Join the Cavalry was a military song popular during the American Civil War. The verses detail various feats performed by Jeb Stuart's troopers, the cavalry arm of the Army of Northern Virginia, while the chorus urges the listener to "join the cavalry". Occasionally, the title is recorded as "Jine the Cavalry". The song was most common in Virginia.

"Jine the Cavalry!" was among Stuart’s favorite songs, and became the unofficial theme song of his Confederate cavalry corps. It recounts many of Stuart’s early exploits, including the daring "Ride around the Army of the Potomac" in the early summer of 1862, and the Confederate Cavalry raid to Chambersburg, PA in October 1862. One of Stuart’s men, Sam Sweeney, was an accomplished banjo player and often serenaded Stuart and his officers during the Gettysburg Campaign.

JINE THE CAVALRY!

We're the boys that rode around McClellan(ian),
Rode around McClellan(ian), Rode around McClellan(ian)!
We're the boys that rode around McClellan(ian),
Bully boys, hey! Bully boys, ho!

CHORUS:  
If you want to have a good time, jine the cavalry!
Jine the cavalry! Jine the cavalry!

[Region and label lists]
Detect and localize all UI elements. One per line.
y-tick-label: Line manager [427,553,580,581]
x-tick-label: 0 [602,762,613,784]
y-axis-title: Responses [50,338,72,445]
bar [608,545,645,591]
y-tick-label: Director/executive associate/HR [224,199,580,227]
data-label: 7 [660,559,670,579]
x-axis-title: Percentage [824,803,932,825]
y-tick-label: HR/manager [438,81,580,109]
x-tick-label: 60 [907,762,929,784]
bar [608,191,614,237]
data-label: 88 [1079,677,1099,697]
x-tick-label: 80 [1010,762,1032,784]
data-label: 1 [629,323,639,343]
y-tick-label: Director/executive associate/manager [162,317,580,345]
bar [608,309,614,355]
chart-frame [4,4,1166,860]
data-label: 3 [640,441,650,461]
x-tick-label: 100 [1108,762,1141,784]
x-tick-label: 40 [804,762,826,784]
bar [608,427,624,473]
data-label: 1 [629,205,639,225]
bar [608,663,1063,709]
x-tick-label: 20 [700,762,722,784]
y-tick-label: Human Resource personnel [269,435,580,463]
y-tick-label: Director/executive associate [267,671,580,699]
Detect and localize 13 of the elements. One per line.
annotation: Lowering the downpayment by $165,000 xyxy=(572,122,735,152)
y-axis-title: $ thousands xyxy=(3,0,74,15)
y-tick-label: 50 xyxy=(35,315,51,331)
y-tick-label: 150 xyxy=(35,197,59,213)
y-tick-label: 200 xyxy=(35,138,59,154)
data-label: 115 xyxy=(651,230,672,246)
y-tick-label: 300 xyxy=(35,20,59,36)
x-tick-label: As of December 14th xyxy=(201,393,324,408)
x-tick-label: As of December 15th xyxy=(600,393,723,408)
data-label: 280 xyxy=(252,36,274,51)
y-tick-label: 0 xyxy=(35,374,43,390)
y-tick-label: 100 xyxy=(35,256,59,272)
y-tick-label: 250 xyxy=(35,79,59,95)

▸ Exercise task A:
Answer these questions about the cavalry song text, one line each:
(i) In which state was the song most common?
(ii) What instrument did Sam Sweeney play?
(iii) In what month and year did the Confederate cavalry raid Chambersburg?
▸ Exercise task B: Carry the Civil War cavalry song text on from its last line.
The data has nothing to do with this.

▸ Expected answer A:
(i) Virginia
(ii) The banjo
(iii) October 1862

▸ Expected answer B:
If you want to catch the Devil, if you want to have fun,
If you want to smell Hell, jine the cavalry!

Ol' Joe Hooker, won't you come out of The Wilderness?
Come out of The Wilderness, come out of The Wilderness?
Ol' Joe Hooker, won't you come out of The Wilderness?
Bully boys, hey! Bully boys, ho!

CHORUS:  
If you want to have a good time, jine the cavalry!
Jine the cavalry! Jine the cavalry!
If you want to catch the Devil, if you want to have fun,
If you want to smell Hell, jine the cavalry!

We're the boys who crossed the Potomac(ica), who
Crossed the Potomac(ica), who crossed the Potomac(ica)!
We're the boys who crossed the Potomac(ica),
Bully boys, hey! Bully boys, ho!

CHORUS:  
If you want to have a good time, jine the cavalry!
Jine the cavalry! Jine the cavalry!
If you want to catch the Devil, if you want to have fun,
If you want to smell Hell, jine the cavalry!

We're the boys that rode to Pennsylvania,
Rode to Pennsylvania, rode to Pennsylvania!
We're the boys rode to Pennsylvania,
Bully boys, hey! Bully boys, ho!

CHORUS:  
If you want to have a good time, jine the cavalry!
Jine the cavalry! Jine the cavalry!
If you want to catch the Devil, if you want to have fun,
If you want to smell Hell, jine the cavalry!

The big fat Dutch gals hand around the breadium,
Hand around the breadium, hand around the breadium!
The big fat Dutch gals hand around the breadium,
Bully boys, hey! Bully boys, ho!

CHORUS:  
If you want to have a good time, jine the cavalry!
Jine the cavalry! Jine the cavalry!
If you want to catch the Devil, if you want to have fun,
If you want to smell Hell, jine the cavalry!

Lyrics are in the public domain.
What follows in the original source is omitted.